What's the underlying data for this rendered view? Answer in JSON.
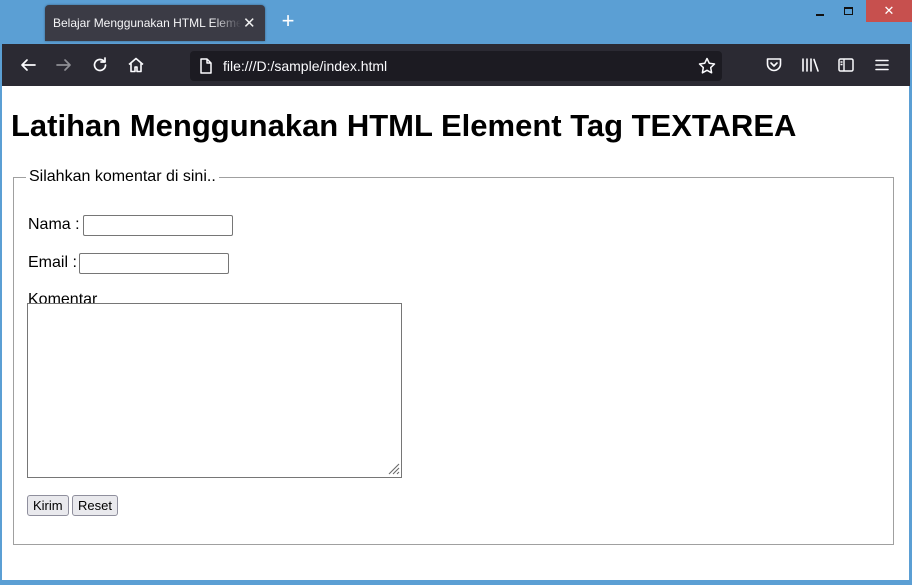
{
  "browser": {
    "tab_title": "Belajar Menggunakan HTML Element Tag TEXTAREA",
    "url": "file:///D:/sample/index.html",
    "new_tab_symbol": "+",
    "tab_close_symbol": "✕",
    "window_close_symbol": "✕",
    "icons": [
      "back-icon",
      "forward-icon",
      "reload-icon",
      "home-icon",
      "page-icon",
      "bookmark-star-icon",
      "pocket-icon",
      "library-icon",
      "sidebar-icon",
      "menu-icon"
    ],
    "colors": {
      "titlebar": "#5b9fd4",
      "toolbar": "#2b2a33",
      "urlbar": "#1c1b22",
      "close": "#c7504e"
    }
  },
  "page": {
    "heading": "Latihan Menggunakan HTML Element Tag TEXTAREA",
    "form": {
      "legend": "Silahkan komentar di sini..",
      "nama_label": "Nama :",
      "nama_value": "",
      "email_label": "Email :",
      "email_value": "",
      "komentar_label": "Komentar",
      "komentar_value": "",
      "submit_label": "Kirim",
      "reset_label": "Reset"
    }
  }
}
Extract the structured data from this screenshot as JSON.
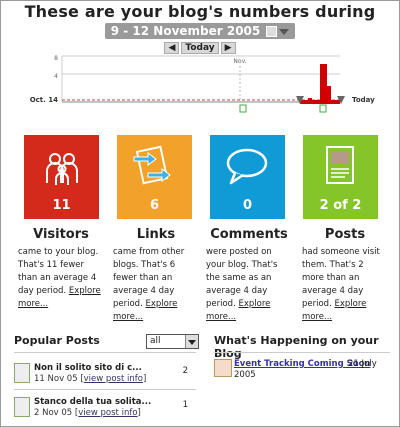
{
  "header": {
    "title": "These are your blog's numbers during",
    "date_range": "9 - 12 November 2005",
    "nav_today": "Today",
    "nav_prev": "◀",
    "nav_next": "▶"
  },
  "timeline": {
    "left_label": "Oct. 14",
    "right_label": "Today",
    "month_label": "Nov.",
    "y_labels": [
      "8",
      "4"
    ]
  },
  "tiles": [
    {
      "id": "visitors",
      "value": "11",
      "color": "#d42a1c",
      "icon": "people-icon"
    },
    {
      "id": "links",
      "value": "6",
      "color": "#f2a12a",
      "icon": "links-icon"
    },
    {
      "id": "comments",
      "value": "0",
      "color": "#119bd6",
      "icon": "speech-bubble-icon"
    },
    {
      "id": "posts",
      "value": "2 of 2",
      "color": "#86c52a",
      "icon": "document-icon"
    }
  ],
  "stats": [
    {
      "title": "Visitors",
      "text": "came to your blog. That's 11 fewer than an average 4 day period.",
      "link": "Explore more..."
    },
    {
      "title": "Links",
      "text": "came from other blogs. That's 6 fewer than an average 4 day period.",
      "link": "Explore more..."
    },
    {
      "title": "Comments",
      "text": "were posted on your blog. That's the same as an average 4 day period.",
      "link": "Explore more..."
    },
    {
      "title": "Posts",
      "text": "had someone visit them. That's 2 more than an average 4 day period.",
      "link": "Explore more..."
    }
  ],
  "popular": {
    "title": "Popular Posts",
    "filter_value": "all",
    "items": [
      {
        "title": "Non il solito sito di c...",
        "date": "11 Nov 05",
        "link": "view post info",
        "count": "2"
      },
      {
        "title": "Stanco della tua solita...",
        "date": "2 Nov 05",
        "link": "view post info",
        "count": "1"
      }
    ]
  },
  "happening": {
    "title": "What's Happening on your Blog",
    "items": [
      {
        "title": "Event Tracking Coming Soon",
        "date": "21 July",
        "year": "2005"
      }
    ]
  }
}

━━━━━━━━

TASK STATEMENT: Write the listing out a second time exactly, dropping all images.

WRITTEN SOLUTION:
What's the underlying data for this rendered view? Answer in JSON.
{
  "browser": {
    "tab_title": "Belajar Menggunakan HTML Element Tag TEXTAREA",
    "url": "file:///D:/sample/index.html",
    "new_tab_symbol": "+",
    "tab_close_symbol": "✕",
    "window_close_symbol": "✕",
    "icons": [
      "back-icon",
      "forward-icon",
      "reload-icon",
      "home-icon",
      "page-icon",
      "bookmark-star-icon",
      "pocket-icon",
      "library-icon",
      "sidebar-icon",
      "menu-icon"
    ],
    "colors": {
      "titlebar": "#5b9fd4",
      "toolbar": "#2b2a33",
      "urlbar": "#1c1b22",
      "close": "#c7504e"
    }
  },
  "page": {
    "heading": "Latihan Menggunakan HTML Element Tag TEXTAREA",
    "form": {
      "legend": "Silahkan komentar di sini..",
      "nama_label": "Nama :",
      "nama_value": "",
      "email_label": "Email :",
      "email_value": "",
      "komentar_label": "Komentar",
      "komentar_value": "",
      "submit_label": "Kirim",
      "reset_label": "Reset"
    }
  }
}
Extract the structured data from this screenshot as JSON.
{
  "header": {
    "title": "These are your blog's numbers during",
    "date_range": "9 - 12 November 2005",
    "nav_today": "Today",
    "nav_prev": "◀",
    "nav_next": "▶"
  },
  "timeline": {
    "left_label": "Oct. 14",
    "right_label": "Today",
    "month_label": "Nov.",
    "y_labels": [
      "8",
      "4"
    ]
  },
  "tiles": [
    {
      "id": "visitors",
      "value": "11",
      "color": "#d42a1c",
      "icon": "people-icon"
    },
    {
      "id": "links",
      "value": "6",
      "color": "#f2a12a",
      "icon": "links-icon"
    },
    {
      "id": "comments",
      "value": "0",
      "color": "#119bd6",
      "icon": "speech-bubble-icon"
    },
    {
      "id": "posts",
      "value": "2 of 2",
      "color": "#86c52a",
      "icon": "document-icon"
    }
  ],
  "stats": [
    {
      "title": "Visitors",
      "text": "came to your blog. That's 11 fewer than an average 4 day period.",
      "link": "Explore more..."
    },
    {
      "title": "Links",
      "text": "came from other blogs. That's 6 fewer than an average 4 day period.",
      "link": "Explore more..."
    },
    {
      "title": "Comments",
      "text": "were posted on your blog. That's the same as an average 4 day period.",
      "link": "Explore more..."
    },
    {
      "title": "Posts",
      "text": "had someone visit them. That's 2 more than an average 4 day period.",
      "link": "Explore more..."
    }
  ],
  "popular": {
    "title": "Popular Posts",
    "filter_value": "all",
    "items": [
      {
        "title": "Non il solito sito di c...",
        "date": "11 Nov 05",
        "link": "view post info",
        "count": "2"
      },
      {
        "title": "Stanco della tua solita...",
        "date": "2 Nov 05",
        "link": "view post info",
        "count": "1"
      }
    ]
  },
  "happening": {
    "title": "What's Happening on your Blog",
    "items": [
      {
        "title": "Event Tracking Coming Soon",
        "date": "21 July",
        "year": "2005"
      }
    ]
  }
}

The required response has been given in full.